▶ Problem details
Write out all records as given; omit images.

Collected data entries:
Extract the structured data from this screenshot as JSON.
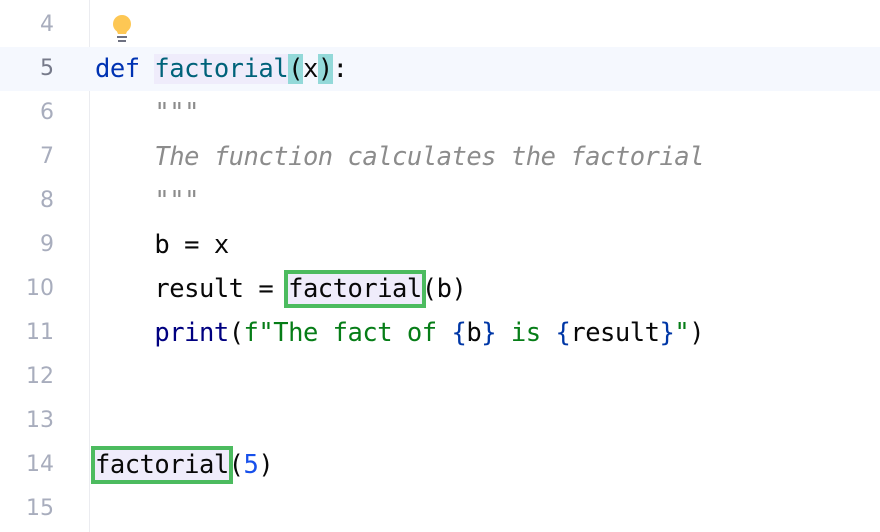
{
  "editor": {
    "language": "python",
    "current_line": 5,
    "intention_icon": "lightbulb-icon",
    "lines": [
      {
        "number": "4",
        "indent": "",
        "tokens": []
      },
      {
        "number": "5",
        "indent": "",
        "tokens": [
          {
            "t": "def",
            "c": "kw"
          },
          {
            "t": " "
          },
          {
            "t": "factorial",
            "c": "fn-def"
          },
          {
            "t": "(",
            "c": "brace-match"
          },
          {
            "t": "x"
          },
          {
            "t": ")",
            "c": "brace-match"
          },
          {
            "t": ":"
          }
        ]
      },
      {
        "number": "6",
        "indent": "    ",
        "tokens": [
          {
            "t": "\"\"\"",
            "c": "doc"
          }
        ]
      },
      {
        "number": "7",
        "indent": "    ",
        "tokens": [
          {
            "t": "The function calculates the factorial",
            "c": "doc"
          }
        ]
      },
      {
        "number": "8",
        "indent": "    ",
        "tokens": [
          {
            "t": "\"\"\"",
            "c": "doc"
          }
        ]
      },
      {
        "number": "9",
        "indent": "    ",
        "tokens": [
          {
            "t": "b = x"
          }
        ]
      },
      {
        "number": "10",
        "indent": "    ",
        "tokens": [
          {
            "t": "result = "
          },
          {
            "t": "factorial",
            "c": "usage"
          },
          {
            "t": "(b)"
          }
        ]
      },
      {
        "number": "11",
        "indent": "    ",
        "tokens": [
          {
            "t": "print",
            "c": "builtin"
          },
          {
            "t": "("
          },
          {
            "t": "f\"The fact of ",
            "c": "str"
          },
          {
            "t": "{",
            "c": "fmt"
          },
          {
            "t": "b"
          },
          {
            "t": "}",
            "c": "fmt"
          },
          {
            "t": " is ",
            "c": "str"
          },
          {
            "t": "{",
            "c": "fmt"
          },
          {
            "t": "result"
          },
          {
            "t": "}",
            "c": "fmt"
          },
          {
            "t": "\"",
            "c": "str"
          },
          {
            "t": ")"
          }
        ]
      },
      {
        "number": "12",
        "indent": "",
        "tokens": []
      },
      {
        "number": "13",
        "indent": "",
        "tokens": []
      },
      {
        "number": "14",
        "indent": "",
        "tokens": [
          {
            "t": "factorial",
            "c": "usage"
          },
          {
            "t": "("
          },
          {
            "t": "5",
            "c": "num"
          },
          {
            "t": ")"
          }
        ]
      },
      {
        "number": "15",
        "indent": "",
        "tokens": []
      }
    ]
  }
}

▶ Answer below
Extract the structured data from this screenshot as JSON.
{
  "editor": {
    "language": "python",
    "current_line": 5,
    "intention_icon": "lightbulb-icon",
    "lines": [
      {
        "number": "4",
        "indent": "",
        "tokens": []
      },
      {
        "number": "5",
        "indent": "",
        "tokens": [
          {
            "t": "def",
            "c": "kw"
          },
          {
            "t": " "
          },
          {
            "t": "factorial",
            "c": "fn-def"
          },
          {
            "t": "(",
            "c": "brace-match"
          },
          {
            "t": "x"
          },
          {
            "t": ")",
            "c": "brace-match"
          },
          {
            "t": ":"
          }
        ]
      },
      {
        "number": "6",
        "indent": "    ",
        "tokens": [
          {
            "t": "\"\"\"",
            "c": "doc"
          }
        ]
      },
      {
        "number": "7",
        "indent": "    ",
        "tokens": [
          {
            "t": "The function calculates the factorial",
            "c": "doc"
          }
        ]
      },
      {
        "number": "8",
        "indent": "    ",
        "tokens": [
          {
            "t": "\"\"\"",
            "c": "doc"
          }
        ]
      },
      {
        "number": "9",
        "indent": "    ",
        "tokens": [
          {
            "t": "b = x"
          }
        ]
      },
      {
        "number": "10",
        "indent": "    ",
        "tokens": [
          {
            "t": "result = "
          },
          {
            "t": "factorial",
            "c": "usage"
          },
          {
            "t": "(b)"
          }
        ]
      },
      {
        "number": "11",
        "indent": "    ",
        "tokens": [
          {
            "t": "print",
            "c": "builtin"
          },
          {
            "t": "("
          },
          {
            "t": "f\"The fact of ",
            "c": "str"
          },
          {
            "t": "{",
            "c": "fmt"
          },
          {
            "t": "b"
          },
          {
            "t": "}",
            "c": "fmt"
          },
          {
            "t": " is ",
            "c": "str"
          },
          {
            "t": "{",
            "c": "fmt"
          },
          {
            "t": "result"
          },
          {
            "t": "}",
            "c": "fmt"
          },
          {
            "t": "\"",
            "c": "str"
          },
          {
            "t": ")"
          }
        ]
      },
      {
        "number": "12",
        "indent": "",
        "tokens": []
      },
      {
        "number": "13",
        "indent": "",
        "tokens": []
      },
      {
        "number": "14",
        "indent": "",
        "tokens": [
          {
            "t": "factorial",
            "c": "usage"
          },
          {
            "t": "("
          },
          {
            "t": "5",
            "c": "num"
          },
          {
            "t": ")"
          }
        ]
      },
      {
        "number": "15",
        "indent": "",
        "tokens": []
      }
    ]
  }
}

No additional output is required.